>> Begin
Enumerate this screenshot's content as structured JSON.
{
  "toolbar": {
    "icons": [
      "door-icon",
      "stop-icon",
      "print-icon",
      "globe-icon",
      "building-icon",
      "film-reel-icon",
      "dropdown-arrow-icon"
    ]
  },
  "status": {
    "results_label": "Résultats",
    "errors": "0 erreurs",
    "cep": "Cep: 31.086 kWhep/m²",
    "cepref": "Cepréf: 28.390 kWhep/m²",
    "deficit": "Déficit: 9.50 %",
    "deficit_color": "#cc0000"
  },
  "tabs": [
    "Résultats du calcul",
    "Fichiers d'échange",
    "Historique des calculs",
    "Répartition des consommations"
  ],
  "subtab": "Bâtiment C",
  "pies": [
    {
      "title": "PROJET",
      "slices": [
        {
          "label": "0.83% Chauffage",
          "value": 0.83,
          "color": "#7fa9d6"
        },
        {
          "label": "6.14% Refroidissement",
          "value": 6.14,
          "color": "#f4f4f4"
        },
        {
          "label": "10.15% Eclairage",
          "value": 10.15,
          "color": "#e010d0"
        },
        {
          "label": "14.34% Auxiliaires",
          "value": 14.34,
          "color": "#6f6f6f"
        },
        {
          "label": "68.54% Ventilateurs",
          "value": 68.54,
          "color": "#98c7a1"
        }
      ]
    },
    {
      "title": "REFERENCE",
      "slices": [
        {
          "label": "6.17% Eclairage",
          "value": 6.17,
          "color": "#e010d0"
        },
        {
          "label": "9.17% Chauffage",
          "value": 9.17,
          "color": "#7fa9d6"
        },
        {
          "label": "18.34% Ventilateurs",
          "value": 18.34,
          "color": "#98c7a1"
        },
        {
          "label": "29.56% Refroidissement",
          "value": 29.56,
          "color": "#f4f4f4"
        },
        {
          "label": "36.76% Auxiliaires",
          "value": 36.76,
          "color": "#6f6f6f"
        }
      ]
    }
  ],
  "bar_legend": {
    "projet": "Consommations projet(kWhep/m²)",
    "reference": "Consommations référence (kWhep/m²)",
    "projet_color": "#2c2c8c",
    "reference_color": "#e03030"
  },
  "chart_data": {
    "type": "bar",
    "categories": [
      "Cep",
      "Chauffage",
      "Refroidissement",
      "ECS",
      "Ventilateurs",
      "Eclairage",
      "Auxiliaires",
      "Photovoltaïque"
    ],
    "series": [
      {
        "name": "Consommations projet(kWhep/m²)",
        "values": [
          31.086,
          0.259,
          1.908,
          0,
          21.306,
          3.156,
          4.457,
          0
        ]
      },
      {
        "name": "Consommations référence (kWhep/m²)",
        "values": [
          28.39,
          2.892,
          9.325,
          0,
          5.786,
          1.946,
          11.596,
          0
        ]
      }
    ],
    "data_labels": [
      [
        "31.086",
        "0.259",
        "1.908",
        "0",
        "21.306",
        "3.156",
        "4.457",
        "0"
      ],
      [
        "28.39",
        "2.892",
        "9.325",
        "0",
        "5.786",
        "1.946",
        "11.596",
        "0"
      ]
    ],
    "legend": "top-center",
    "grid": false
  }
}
>> End
Exercise details. Tally up how many lines in the preceding listing contain the word "Refroidissement". Give nothing but the number.

Exercise solution. 3